Description of the task: Repeat, without any change, the entries presented below.

Supplied material:
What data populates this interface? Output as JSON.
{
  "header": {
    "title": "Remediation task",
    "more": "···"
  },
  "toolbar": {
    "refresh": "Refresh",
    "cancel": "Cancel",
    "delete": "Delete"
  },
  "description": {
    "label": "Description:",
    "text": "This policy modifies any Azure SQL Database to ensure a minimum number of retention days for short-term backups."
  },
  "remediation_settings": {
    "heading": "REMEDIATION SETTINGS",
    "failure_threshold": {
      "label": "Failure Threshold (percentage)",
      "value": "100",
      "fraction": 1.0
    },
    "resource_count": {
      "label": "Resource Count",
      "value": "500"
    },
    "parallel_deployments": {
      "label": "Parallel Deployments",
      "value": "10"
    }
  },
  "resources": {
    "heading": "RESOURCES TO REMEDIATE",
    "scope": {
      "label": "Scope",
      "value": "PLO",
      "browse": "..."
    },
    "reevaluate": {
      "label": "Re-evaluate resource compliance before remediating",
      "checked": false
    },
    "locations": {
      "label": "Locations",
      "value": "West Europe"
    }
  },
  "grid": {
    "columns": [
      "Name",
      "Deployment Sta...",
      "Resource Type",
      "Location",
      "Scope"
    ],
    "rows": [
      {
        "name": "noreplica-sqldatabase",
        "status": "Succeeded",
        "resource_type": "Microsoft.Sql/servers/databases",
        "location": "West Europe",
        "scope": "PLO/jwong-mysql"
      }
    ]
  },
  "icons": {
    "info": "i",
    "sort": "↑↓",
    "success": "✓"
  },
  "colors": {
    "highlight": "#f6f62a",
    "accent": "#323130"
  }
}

Exercise answer:
What data populates this interface? Output as JSON.
{
  "header": {
    "title": "Remediation task",
    "more": "···"
  },
  "toolbar": {
    "refresh": "Refresh",
    "cancel": "Cancel",
    "delete": "Delete"
  },
  "description": {
    "label": "Description:",
    "text": "This policy modifies any Azure SQL Database to ensure a minimum number of retention days for short-term backups."
  },
  "remediation_settings": {
    "heading": "REMEDIATION SETTINGS",
    "failure_threshold": {
      "label": "Failure Threshold (percentage)",
      "value": "100",
      "fraction": 1.0
    },
    "resource_count": {
      "label": "Resource Count",
      "value": "500"
    },
    "parallel_deployments": {
      "label": "Parallel Deployments",
      "value": "10"
    }
  },
  "resources": {
    "heading": "RESOURCES TO REMEDIATE",
    "scope": {
      "label": "Scope",
      "value": "PLO",
      "browse": "..."
    },
    "reevaluate": {
      "label": "Re-evaluate resource compliance before remediating",
      "checked": false
    },
    "locations": {
      "label": "Locations",
      "value": "West Europe"
    }
  },
  "grid": {
    "columns": [
      "Name",
      "Deployment Sta...",
      "Resource Type",
      "Location",
      "Scope"
    ],
    "rows": [
      {
        "name": "noreplica-sqldatabase",
        "status": "Succeeded",
        "resource_type": "Microsoft.Sql/servers/databases",
        "location": "West Europe",
        "scope": "PLO/jwong-mysql"
      }
    ]
  },
  "icons": {
    "info": "i",
    "sort": "↑↓",
    "success": "✓"
  },
  "colors": {
    "highlight": "#f6f62a",
    "accent": "#323130"
  }
}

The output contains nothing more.